REQUIRED TASK
In the listing below, identify each line with the word "حبيب" and return those lines.

SUPPLIED ENTRIES
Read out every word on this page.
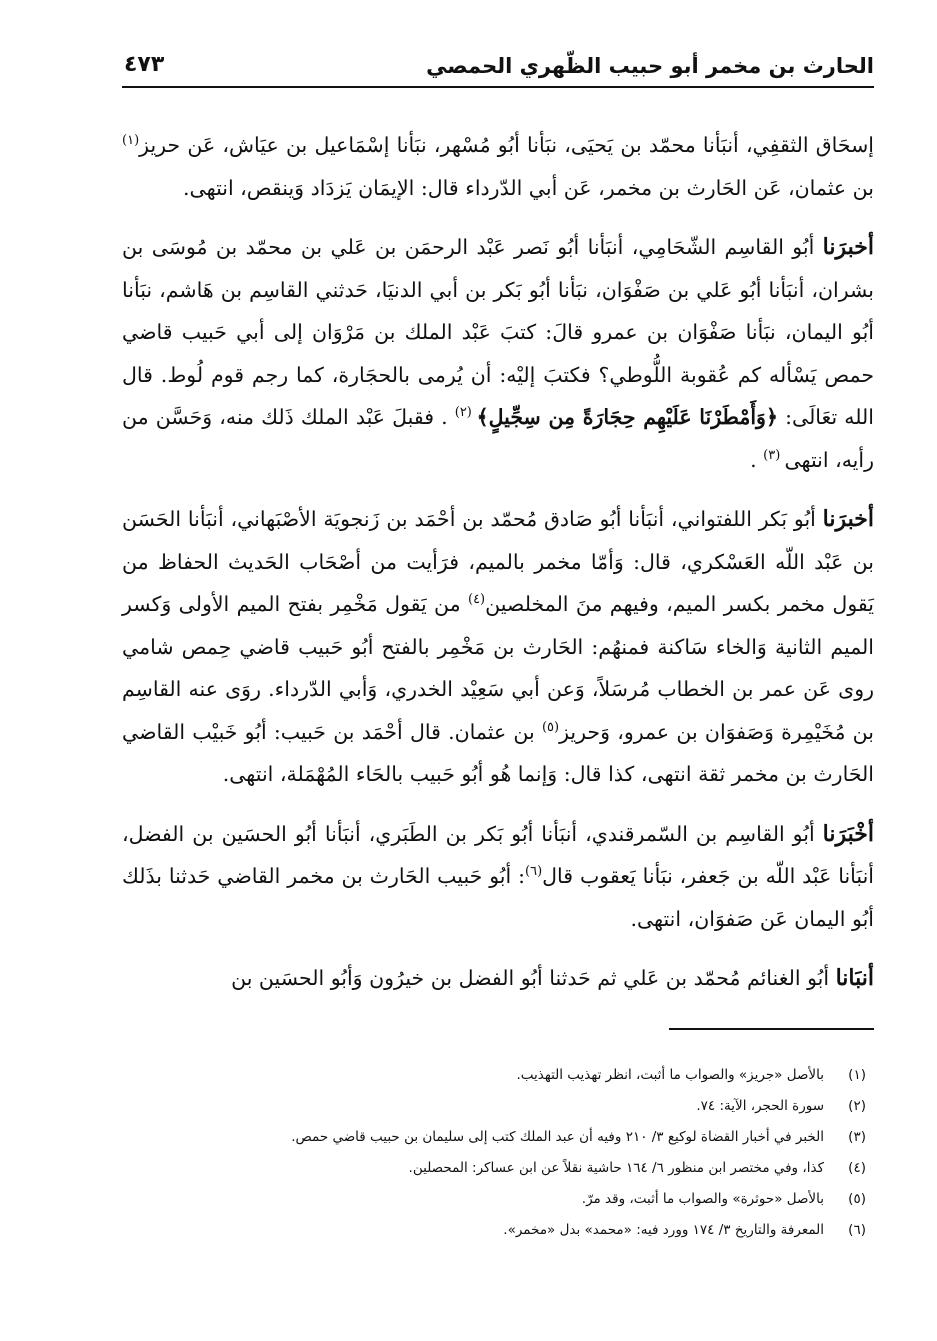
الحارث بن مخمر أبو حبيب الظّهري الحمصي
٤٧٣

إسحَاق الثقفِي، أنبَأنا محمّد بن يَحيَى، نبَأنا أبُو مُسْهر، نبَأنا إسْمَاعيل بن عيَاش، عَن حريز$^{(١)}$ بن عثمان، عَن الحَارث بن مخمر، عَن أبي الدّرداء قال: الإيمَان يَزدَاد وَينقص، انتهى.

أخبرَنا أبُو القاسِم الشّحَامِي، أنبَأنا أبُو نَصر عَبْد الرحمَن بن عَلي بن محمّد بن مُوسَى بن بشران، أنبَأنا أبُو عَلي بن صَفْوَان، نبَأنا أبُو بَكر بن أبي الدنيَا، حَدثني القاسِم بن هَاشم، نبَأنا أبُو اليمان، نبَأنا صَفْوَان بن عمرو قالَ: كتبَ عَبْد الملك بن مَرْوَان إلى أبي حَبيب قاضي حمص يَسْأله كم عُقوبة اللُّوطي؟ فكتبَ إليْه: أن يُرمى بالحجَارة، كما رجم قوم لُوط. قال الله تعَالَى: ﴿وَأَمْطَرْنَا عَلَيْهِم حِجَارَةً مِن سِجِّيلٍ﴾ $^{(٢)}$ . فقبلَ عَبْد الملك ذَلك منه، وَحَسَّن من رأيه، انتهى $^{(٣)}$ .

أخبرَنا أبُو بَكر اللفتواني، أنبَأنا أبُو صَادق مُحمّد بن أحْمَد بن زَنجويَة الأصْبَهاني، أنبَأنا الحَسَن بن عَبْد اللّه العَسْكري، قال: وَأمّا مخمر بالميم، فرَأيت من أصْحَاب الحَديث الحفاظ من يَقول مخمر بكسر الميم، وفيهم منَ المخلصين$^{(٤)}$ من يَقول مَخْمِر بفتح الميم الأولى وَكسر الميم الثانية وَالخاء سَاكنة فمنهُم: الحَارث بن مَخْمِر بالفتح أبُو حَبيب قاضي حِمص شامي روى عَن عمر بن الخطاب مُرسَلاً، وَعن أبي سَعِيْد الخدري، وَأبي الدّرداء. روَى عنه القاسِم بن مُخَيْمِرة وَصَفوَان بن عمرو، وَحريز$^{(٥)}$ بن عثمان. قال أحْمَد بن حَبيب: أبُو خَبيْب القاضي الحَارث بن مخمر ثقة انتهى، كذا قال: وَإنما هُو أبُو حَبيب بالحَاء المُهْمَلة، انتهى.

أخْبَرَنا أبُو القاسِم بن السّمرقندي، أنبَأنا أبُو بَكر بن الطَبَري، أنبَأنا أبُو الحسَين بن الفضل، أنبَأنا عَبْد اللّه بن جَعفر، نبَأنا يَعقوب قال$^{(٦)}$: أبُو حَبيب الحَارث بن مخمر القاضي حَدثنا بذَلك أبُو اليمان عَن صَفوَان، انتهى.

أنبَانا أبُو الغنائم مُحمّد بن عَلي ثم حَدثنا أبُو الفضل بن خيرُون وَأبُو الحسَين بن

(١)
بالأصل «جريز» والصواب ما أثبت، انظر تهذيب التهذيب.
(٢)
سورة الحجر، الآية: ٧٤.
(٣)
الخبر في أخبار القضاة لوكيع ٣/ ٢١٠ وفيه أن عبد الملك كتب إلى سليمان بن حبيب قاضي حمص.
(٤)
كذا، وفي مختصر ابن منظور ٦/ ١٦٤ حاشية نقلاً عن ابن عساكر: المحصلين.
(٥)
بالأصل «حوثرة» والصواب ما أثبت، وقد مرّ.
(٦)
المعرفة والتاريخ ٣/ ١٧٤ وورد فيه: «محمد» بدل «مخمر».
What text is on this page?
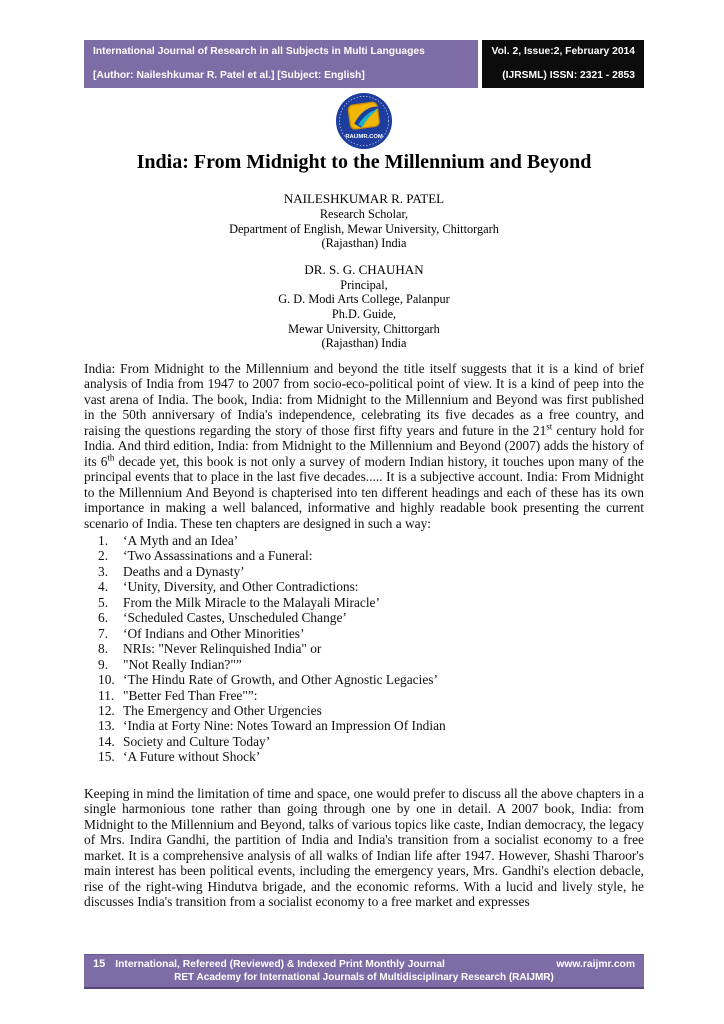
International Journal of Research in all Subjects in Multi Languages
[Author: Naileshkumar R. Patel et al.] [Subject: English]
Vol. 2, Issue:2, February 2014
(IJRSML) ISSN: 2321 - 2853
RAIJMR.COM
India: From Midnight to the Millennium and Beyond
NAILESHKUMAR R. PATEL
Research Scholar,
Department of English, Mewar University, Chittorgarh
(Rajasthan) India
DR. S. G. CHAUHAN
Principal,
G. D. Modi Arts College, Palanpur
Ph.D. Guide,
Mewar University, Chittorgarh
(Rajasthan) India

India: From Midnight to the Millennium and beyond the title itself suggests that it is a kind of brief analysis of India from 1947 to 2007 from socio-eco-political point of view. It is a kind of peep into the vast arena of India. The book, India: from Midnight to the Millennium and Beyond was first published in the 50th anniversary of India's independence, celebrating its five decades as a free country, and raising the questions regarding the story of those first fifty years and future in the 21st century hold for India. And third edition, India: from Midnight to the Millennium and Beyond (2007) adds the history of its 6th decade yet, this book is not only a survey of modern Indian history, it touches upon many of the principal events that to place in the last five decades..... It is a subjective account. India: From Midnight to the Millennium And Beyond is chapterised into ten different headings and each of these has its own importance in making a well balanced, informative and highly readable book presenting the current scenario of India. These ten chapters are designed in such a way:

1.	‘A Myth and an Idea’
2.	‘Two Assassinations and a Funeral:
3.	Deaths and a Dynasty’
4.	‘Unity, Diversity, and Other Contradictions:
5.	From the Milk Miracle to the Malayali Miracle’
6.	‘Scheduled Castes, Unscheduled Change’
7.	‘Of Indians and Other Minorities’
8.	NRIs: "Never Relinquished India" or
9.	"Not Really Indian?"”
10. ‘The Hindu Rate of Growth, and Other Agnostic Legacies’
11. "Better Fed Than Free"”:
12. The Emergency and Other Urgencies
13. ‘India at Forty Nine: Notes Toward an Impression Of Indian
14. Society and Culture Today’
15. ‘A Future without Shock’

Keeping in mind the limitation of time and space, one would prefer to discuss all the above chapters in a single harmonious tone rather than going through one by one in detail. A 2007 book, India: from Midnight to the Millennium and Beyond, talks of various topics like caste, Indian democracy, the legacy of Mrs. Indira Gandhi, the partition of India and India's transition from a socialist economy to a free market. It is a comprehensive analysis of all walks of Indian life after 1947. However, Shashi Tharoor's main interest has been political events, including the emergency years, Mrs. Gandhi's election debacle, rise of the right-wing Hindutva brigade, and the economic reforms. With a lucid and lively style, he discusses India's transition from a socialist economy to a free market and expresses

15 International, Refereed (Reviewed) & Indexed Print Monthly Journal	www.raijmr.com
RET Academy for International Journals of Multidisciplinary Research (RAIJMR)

* * *

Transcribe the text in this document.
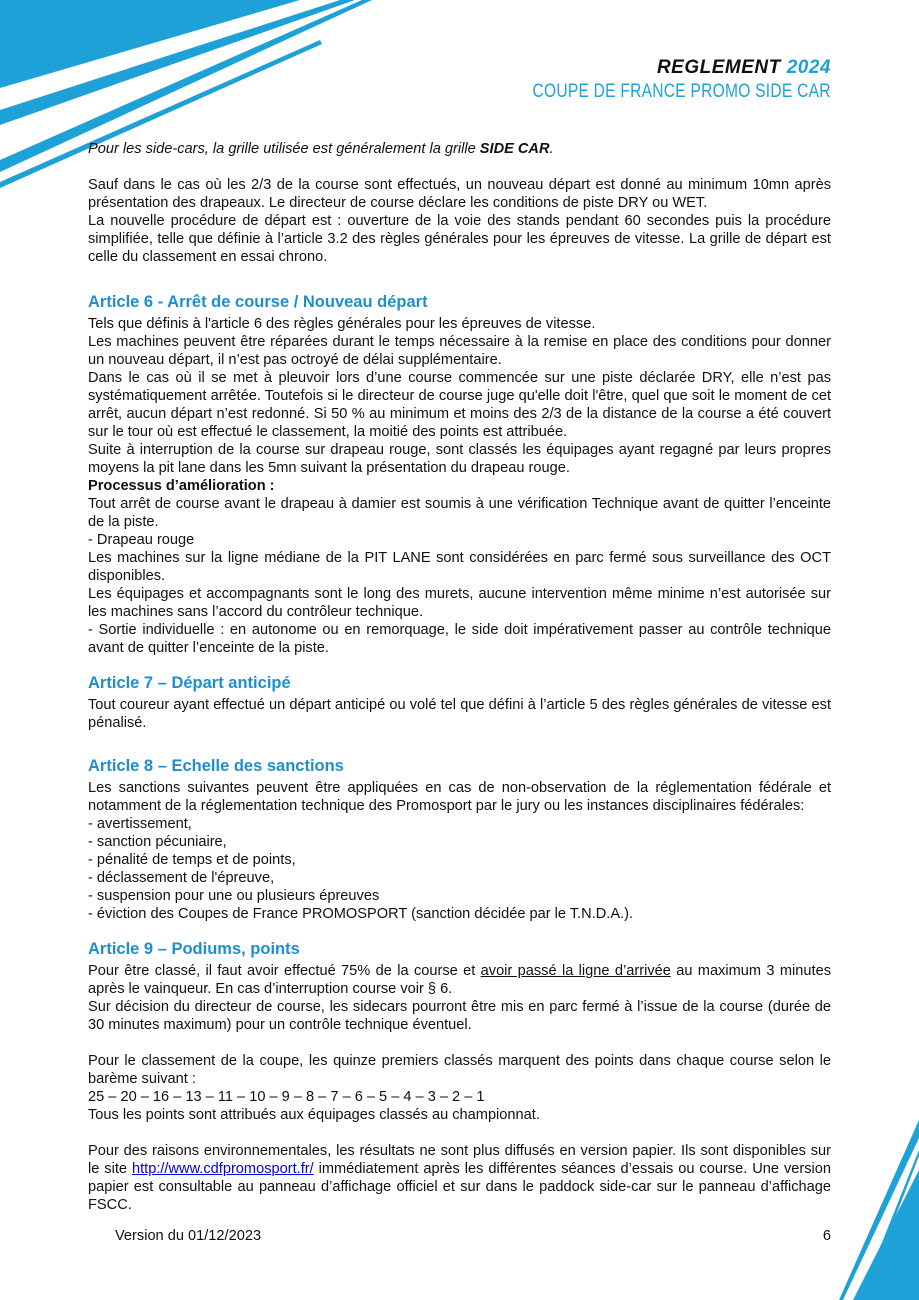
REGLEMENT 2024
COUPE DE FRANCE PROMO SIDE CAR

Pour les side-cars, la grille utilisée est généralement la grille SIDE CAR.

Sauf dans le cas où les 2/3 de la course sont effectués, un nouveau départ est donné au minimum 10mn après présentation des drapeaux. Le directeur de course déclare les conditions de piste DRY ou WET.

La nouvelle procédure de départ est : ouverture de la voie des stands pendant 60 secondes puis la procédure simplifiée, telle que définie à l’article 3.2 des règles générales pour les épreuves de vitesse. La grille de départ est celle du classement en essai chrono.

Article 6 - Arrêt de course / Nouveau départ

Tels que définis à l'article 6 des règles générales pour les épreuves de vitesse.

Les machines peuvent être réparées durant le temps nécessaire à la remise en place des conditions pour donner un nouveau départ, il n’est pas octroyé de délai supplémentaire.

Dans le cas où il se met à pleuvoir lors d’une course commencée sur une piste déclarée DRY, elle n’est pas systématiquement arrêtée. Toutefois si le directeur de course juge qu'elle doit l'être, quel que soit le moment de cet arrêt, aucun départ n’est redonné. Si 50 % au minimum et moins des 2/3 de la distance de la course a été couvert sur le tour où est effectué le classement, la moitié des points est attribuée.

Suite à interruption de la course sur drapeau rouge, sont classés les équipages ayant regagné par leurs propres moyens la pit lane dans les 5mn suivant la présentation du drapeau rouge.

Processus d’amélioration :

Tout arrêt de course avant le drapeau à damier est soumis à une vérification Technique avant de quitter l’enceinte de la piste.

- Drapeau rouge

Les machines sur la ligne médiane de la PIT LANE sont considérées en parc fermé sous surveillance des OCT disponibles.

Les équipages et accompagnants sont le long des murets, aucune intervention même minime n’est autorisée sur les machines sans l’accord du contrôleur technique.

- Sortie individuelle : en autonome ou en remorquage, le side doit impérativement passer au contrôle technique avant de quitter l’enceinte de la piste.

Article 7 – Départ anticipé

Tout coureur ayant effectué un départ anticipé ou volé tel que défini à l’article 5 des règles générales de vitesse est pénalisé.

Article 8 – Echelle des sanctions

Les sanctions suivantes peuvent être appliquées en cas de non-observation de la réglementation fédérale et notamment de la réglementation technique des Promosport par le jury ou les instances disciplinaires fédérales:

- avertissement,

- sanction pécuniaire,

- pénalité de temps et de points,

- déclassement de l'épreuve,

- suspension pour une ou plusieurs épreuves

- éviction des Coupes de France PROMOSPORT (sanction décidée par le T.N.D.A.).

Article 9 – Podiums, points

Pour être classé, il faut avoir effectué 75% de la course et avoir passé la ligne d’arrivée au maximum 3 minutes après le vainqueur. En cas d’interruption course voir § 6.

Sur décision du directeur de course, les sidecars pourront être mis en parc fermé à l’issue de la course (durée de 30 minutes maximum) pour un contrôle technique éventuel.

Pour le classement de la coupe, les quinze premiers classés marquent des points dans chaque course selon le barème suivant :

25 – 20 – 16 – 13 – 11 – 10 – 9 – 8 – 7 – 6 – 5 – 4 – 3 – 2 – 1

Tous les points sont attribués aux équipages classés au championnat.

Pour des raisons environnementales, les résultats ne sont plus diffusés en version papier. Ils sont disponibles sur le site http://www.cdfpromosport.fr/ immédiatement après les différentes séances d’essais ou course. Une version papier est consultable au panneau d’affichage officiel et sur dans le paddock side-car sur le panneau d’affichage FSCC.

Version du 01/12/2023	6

ANSWER TO THE PROBLEM
الحارث بن مخمر أبو حبيب الظّهري الحمصي
الخبر في أخبار القضاة لوكيع ٣/ ٢١٠ وفيه أن عبد الملك كتب إلى سليمان بن حبيب قاضي حمص.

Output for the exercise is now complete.